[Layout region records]
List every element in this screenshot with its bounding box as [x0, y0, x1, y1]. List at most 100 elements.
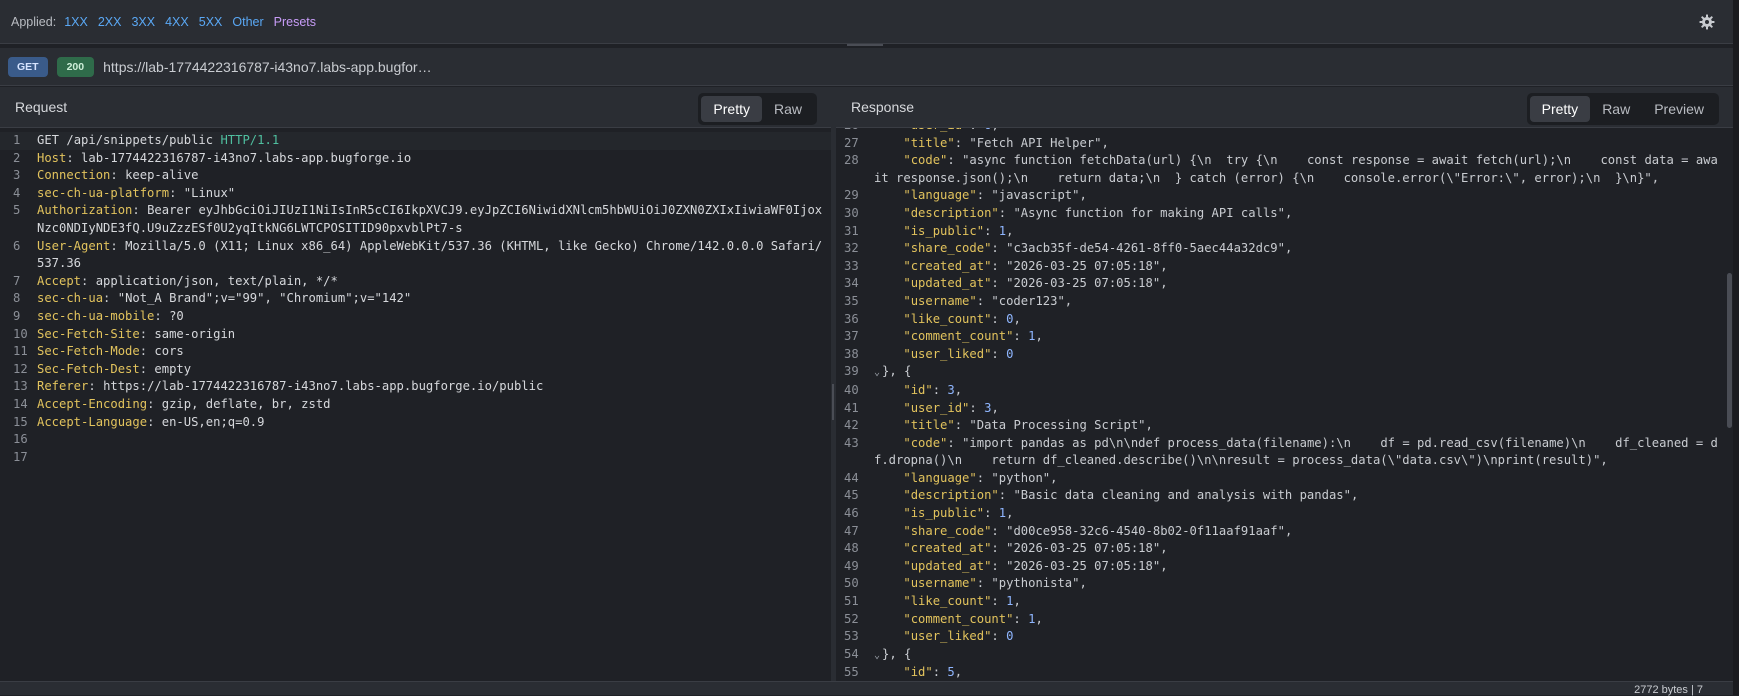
request-header-line: 15 Accept-Language: en-US,en;q=0.9 — [0, 414, 831, 432]
gear-icon[interactable] — [1699, 14, 1715, 30]
response-line-text: "like_count": 0, — [903, 311, 1021, 326]
line-number: 3 — [13, 168, 21, 183]
response-line-text: "id": 5, — [903, 665, 963, 680]
request-blank-line: 16 — [0, 431, 831, 449]
response-scrollbar[interactable] — [1725, 128, 1733, 681]
response-line-text: "created_at": "2026-03-25 07:05:18", — [903, 541, 1168, 556]
response-line-text: ⌄}, { — [874, 646, 1719, 665]
json-value: "2026-03-25 07:05:18" — [1006, 258, 1161, 273]
tab-response-raw[interactable]: Raw — [1590, 96, 1642, 122]
header-value: gzip, deflate, br, zstd — [161, 396, 331, 411]
fold-chevron-icon[interactable]: ⌄ — [874, 650, 880, 661]
response-line: 35 "username": "coder123", — [836, 293, 1719, 311]
request-view-tabs: Pretty Raw — [698, 93, 817, 125]
header-name: User-Agent — [37, 238, 111, 253]
response-line: 52 "comment_count": 1, — [836, 611, 1719, 629]
line-number: 29 — [844, 188, 859, 203]
json-value: "2026-03-25 07:05:18" — [1006, 541, 1161, 556]
json-value: 1 — [998, 506, 1007, 521]
filter-5xx[interactable]: 5XX — [199, 15, 223, 29]
response-line-text: "is_public": 1, — [903, 506, 1014, 521]
header-text: Accept-Encoding: gzip, deflate, br, zstd — [37, 396, 331, 411]
line-number: 11 — [13, 344, 28, 359]
response-editor[interactable]: 26 "user_id": 6,27 "title": "Fetch API H… — [836, 128, 1733, 681]
request-header: Request Pretty Raw — [0, 87, 831, 128]
json-key: "user_liked" — [903, 629, 992, 644]
header-text: Referer: https://lab-1774422316787-i43no… — [37, 379, 544, 394]
request-header-line: 11 Sec-Fetch-Mode: cors — [0, 343, 831, 361]
filter-2xx[interactable]: 2XX — [98, 15, 122, 29]
json-key: "user_id" — [903, 400, 970, 415]
json-value: "d00ce958-32c6-4540-8b02-0f11aaf91aaf" — [1006, 523, 1285, 538]
tab-request-pretty[interactable]: Pretty — [701, 96, 762, 122]
json-value: 0 — [1006, 346, 1014, 361]
json-key: "created_at" — [903, 541, 992, 556]
response-line: 55 "id": 5, — [836, 664, 1719, 681]
tab-response-pretty[interactable]: Pretty — [1529, 96, 1591, 122]
header-name: sec-ch-ua-mobile — [37, 308, 155, 323]
line-number: 35 — [844, 293, 859, 308]
response-line-text: "share_code": "d00ce958-32c6-4540-8b02-0… — [903, 523, 1293, 538]
fold-chevron-icon[interactable]: ⌄ — [874, 367, 880, 378]
response-line: 46 "is_public": 1, — [836, 505, 1719, 523]
response-line: 53 "user_liked": 0 — [836, 628, 1719, 646]
header-value: ?0 — [169, 308, 184, 323]
json-value: 1 — [1028, 611, 1036, 626]
request-header-line: 4 sec-ch-ua-platform: "Linux" — [0, 185, 831, 203]
panel-resize-handle[interactable] — [847, 44, 883, 46]
response-line-text: "language": "python", — [903, 470, 1058, 485]
response-line-text: "code": "async function fetchData(url) {… — [874, 153, 1718, 185]
filter-1xx[interactable]: 1XX — [64, 15, 88, 29]
window-scrollbar[interactable] — [1733, 0, 1739, 695]
response-line: 38 "user_liked": 0 — [836, 346, 1719, 364]
json-key: "code" — [903, 153, 948, 168]
json-key: "comment_count" — [903, 329, 1014, 344]
response-body: 26 "user_id": 6,27 "title": "Fetch API H… — [836, 128, 1733, 681]
response-line-text: "comment_count": 1, — [903, 329, 1043, 344]
filter-3xx[interactable]: 3XX — [131, 15, 155, 29]
response-line: 33 "created_at": "2026-03-25 07:05:18", — [836, 258, 1719, 276]
line-number: 16 — [13, 432, 28, 447]
response-line-text: "user_liked": 0 — [903, 629, 1014, 644]
tab-response-preview[interactable]: Preview — [1642, 96, 1716, 122]
response-line-text: "description": "Async function for makin… — [903, 205, 1293, 220]
header-value: "Linux" — [183, 185, 236, 200]
response-line-text: "is_public": 1, — [903, 223, 1014, 238]
json-key: "like_count" — [903, 594, 992, 609]
json-value: 5 — [947, 665, 955, 680]
presets-link[interactable]: Presets — [274, 15, 316, 29]
response-line-text: "like_count": 1, — [903, 594, 1021, 609]
response-scrollbar-thumb[interactable] — [1727, 273, 1732, 428]
header-value: same-origin — [154, 326, 236, 341]
request-line-1: 1 GET /api/snippets/public HTTP/1.1 — [0, 132, 831, 150]
request-title: Request — [15, 99, 68, 115]
response-line: 54 ⌄}, { — [836, 646, 1719, 665]
response-line: 44 "language": "python", — [836, 470, 1719, 488]
response-line: 41 "user_id": 3, — [836, 400, 1719, 418]
line-number: 38 — [844, 346, 859, 361]
line-number: 1 — [13, 133, 21, 147]
line-number: 45 — [844, 488, 859, 503]
filter-other[interactable]: Other — [232, 15, 263, 29]
line-number: 52 — [844, 611, 859, 626]
json-value: "async function fetchData(url) {\n try {… — [874, 153, 1718, 185]
request-url[interactable]: https://lab-1774422316787-i43no7.labs-ap… — [103, 59, 431, 75]
header-name: Authorization — [37, 203, 133, 218]
filter-4xx[interactable]: 4XX — [165, 15, 189, 29]
tab-request-raw[interactable]: Raw — [762, 96, 814, 122]
header-text: sec-ch-ua-mobile: ?0 — [37, 308, 184, 323]
pane-splitter-grip[interactable] — [832, 384, 834, 420]
request-editor[interactable]: 1 GET /api/snippets/public HTTP/1.1 2 Hos… — [0, 128, 831, 466]
response-line-text: "created_at": "2026-03-25 07:05:18", — [903, 258, 1168, 273]
request-blank-line: 17 — [0, 449, 831, 467]
response-line: 34 "updated_at": "2026-03-25 07:05:18", — [836, 275, 1719, 293]
json-value: "c3acb35f-de54-4261-8ff0-5aec44a32dc9" — [1006, 241, 1285, 256]
request-path: /api/snippets/public — [66, 133, 214, 147]
status-badge: 200 — [56, 56, 95, 77]
line-number: 6 — [13, 238, 21, 253]
response-line: 37 "comment_count": 1, — [836, 328, 1719, 346]
header-text: Accept-Language: en-US,en;q=0.9 — [37, 414, 265, 429]
line-number: 53 — [844, 629, 859, 644]
line-number: 46 — [844, 506, 859, 521]
blank-text — [37, 431, 831, 449]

**Given exercise**
Could you print all of the lines above word for word, leaving the pictures out?

**The reply**
List every element in this screenshot with its bounding box as [x0, y0, x1, y1]. List at most 100 elements.
request-header-line: 15 Accept-Language: en-US,en;q=0.9 — [0, 414, 831, 432]
gear-icon[interactable] — [1699, 14, 1715, 30]
response-line-text: "like_count": 0, — [903, 311, 1021, 326]
line-number: 3 — [13, 168, 21, 183]
response-line-text: "id": 5, — [903, 665, 963, 680]
request-blank-line: 16 — [0, 431, 831, 449]
response-scrollbar[interactable] — [1725, 128, 1733, 681]
response-line-text: "created_at": "2026-03-25 07:05:18", — [903, 541, 1168, 556]
response-line-text: ⌄}, { — [874, 646, 1719, 665]
json-value: "2026-03-25 07:05:18" — [1006, 258, 1161, 273]
tab-response-raw[interactable]: Raw — [1590, 96, 1642, 122]
header-value: gzip, deflate, br, zstd — [161, 396, 331, 411]
fold-chevron-icon[interactable]: ⌄ — [874, 650, 880, 661]
response-line: 35 "username": "coder123", — [836, 293, 1719, 311]
request-view-tabs: Pretty Raw — [698, 93, 817, 125]
header-name: User-Agent — [37, 238, 111, 253]
response-line: 52 "comment_count": 1, — [836, 611, 1719, 629]
line-number: 29 — [844, 188, 859, 203]
json-value: "2026-03-25 07:05:18" — [1006, 541, 1161, 556]
json-value: 1 — [998, 506, 1007, 521]
filter-5xx[interactable]: 5XX — [199, 15, 223, 29]
response-line-text: "is_public": 1, — [903, 506, 1014, 521]
header-text: Accept-Encoding: gzip, deflate, br, zstd — [37, 396, 331, 411]
line-number: 11 — [13, 344, 28, 359]
response-editor[interactable]: 26 "user_id": 6,27 "title": "Fetch API H… — [836, 128, 1733, 681]
request-header: Request Pretty Raw — [0, 87, 831, 128]
json-key: "user_liked" — [903, 629, 992, 644]
header-text: Referer: https://lab-1774422316787-i43no… — [37, 379, 544, 394]
request-header-line: 11 Sec-Fetch-Mode: cors — [0, 343, 831, 361]
filter-2xx[interactable]: 2XX — [98, 15, 122, 29]
json-key: "user_id" — [903, 400, 970, 415]
json-value: "d00ce958-32c6-4540-8b02-0f11aaf91aaf" — [1006, 523, 1285, 538]
tab-request-pretty[interactable]: Pretty — [701, 96, 762, 122]
json-value: 0 — [1006, 346, 1014, 361]
json-key: "created_at" — [903, 541, 992, 556]
response-line: 55 "id": 5, — [836, 664, 1719, 681]
tab-response-pretty[interactable]: Pretty — [1529, 96, 1591, 122]
header-name: sec-ch-ua-mobile — [37, 308, 155, 323]
line-number: 35 — [844, 293, 859, 308]
response-line-text: "share_code": "d00ce958-32c6-4540-8b02-0… — [903, 523, 1293, 538]
fold-chevron-icon[interactable]: ⌄ — [874, 367, 880, 378]
response-line: 46 "is_public": 1, — [836, 505, 1719, 523]
response-line: 53 "user_liked": 0 — [836, 628, 1719, 646]
header-value: ?0 — [169, 308, 184, 323]
json-value: 1 — [1028, 611, 1036, 626]
request-header-line: 4 sec-ch-ua-platform: "Linux" — [0, 185, 831, 203]
panel-resize-handle[interactable] — [847, 44, 883, 46]
response-line-text: "language": "python", — [903, 470, 1058, 485]
response-line-text: "code": "async function fetchData(url) {… — [874, 153, 1718, 185]
filter-1xx[interactable]: 1XX — [64, 15, 88, 29]
window-scrollbar[interactable] — [1733, 0, 1739, 695]
response-line: 38 "user_liked": 0 — [836, 346, 1719, 364]
json-key: "code" — [903, 153, 948, 168]
json-key: "comment_count" — [903, 329, 1014, 344]
response-body: 26 "user_id": 6,27 "title": "Fetch API H… — [836, 128, 1733, 681]
response-line-text: "comment_count": 1, — [903, 329, 1043, 344]
filter-3xx[interactable]: 3XX — [131, 15, 155, 29]
response-line: 33 "created_at": "2026-03-25 07:05:18", — [836, 258, 1719, 276]
line-number: 16 — [13, 432, 28, 447]
response-line-text: "user_liked": 0 — [903, 629, 1014, 644]
tab-response-preview[interactable]: Preview — [1642, 96, 1716, 122]
response-line-text: "description": "Async function for makin… — [903, 205, 1293, 220]
header-value: "Linux" — [183, 185, 236, 200]
response-line-text: "is_public": 1, — [903, 223, 1014, 238]
json-key: "like_count" — [903, 594, 992, 609]
json-value: 5 — [947, 665, 955, 680]
presets-link[interactable]: Presets — [274, 15, 316, 29]
response-line-text: "like_count": 1, — [903, 594, 1021, 609]
response-scrollbar-thumb[interactable] — [1727, 273, 1732, 428]
header-value: same-origin — [154, 326, 236, 341]
request-line-1: 1 GET /api/snippets/public HTTP/1.1 — [0, 132, 831, 150]
request-title: Request — [15, 99, 68, 115]
response-line: 54 ⌄}, { — [836, 646, 1719, 665]
response-line: 44 "language": "python", — [836, 470, 1719, 488]
response-line: 41 "user_id": 3, — [836, 400, 1719, 418]
line-number: 38 — [844, 346, 859, 361]
line-number: 1 — [13, 133, 21, 147]
line-number: 45 — [844, 488, 859, 503]
filter-other[interactable]: Other — [232, 15, 263, 29]
line-number: 52 — [844, 611, 859, 626]
json-value: "async function fetchData(url) {\n try {… — [874, 153, 1718, 185]
request-url[interactable]: https://lab-1774422316787-i43no7.labs-ap… — [103, 59, 431, 75]
header-name: Authorization — [37, 203, 133, 218]
filter-4xx[interactable]: 4XX — [165, 15, 189, 29]
tab-request-raw[interactable]: Raw — [762, 96, 814, 122]
header-text: sec-ch-ua-mobile: ?0 — [37, 308, 184, 323]
pane-splitter-grip[interactable] — [832, 384, 834, 420]
request-editor[interactable]: 1 GET /api/snippets/public HTTP/1.1 2 Hos… — [0, 128, 831, 466]
response-line-text: "created_at": "2026-03-25 07:05:18", — [903, 258, 1168, 273]
request-blank-line: 17 — [0, 449, 831, 467]
response-line: 34 "updated_at": "2026-03-25 07:05:18", — [836, 275, 1719, 293]
json-value: "c3acb35f-de54-4261-8ff0-5aec44a32dc9" — [1006, 241, 1285, 256]
request-path: /api/snippets/public — [66, 133, 214, 147]
status-badge: 200 — [56, 56, 95, 77]
line-number: 6 — [13, 238, 21, 253]
response-line: 37 "comment_count": 1, — [836, 328, 1719, 346]
header-text: Accept-Language: en-US,en;q=0.9 — [37, 414, 265, 429]
line-number: 53 — [844, 629, 859, 644]
line-number: 46 — [844, 506, 859, 521]
blank-text — [37, 431, 831, 449]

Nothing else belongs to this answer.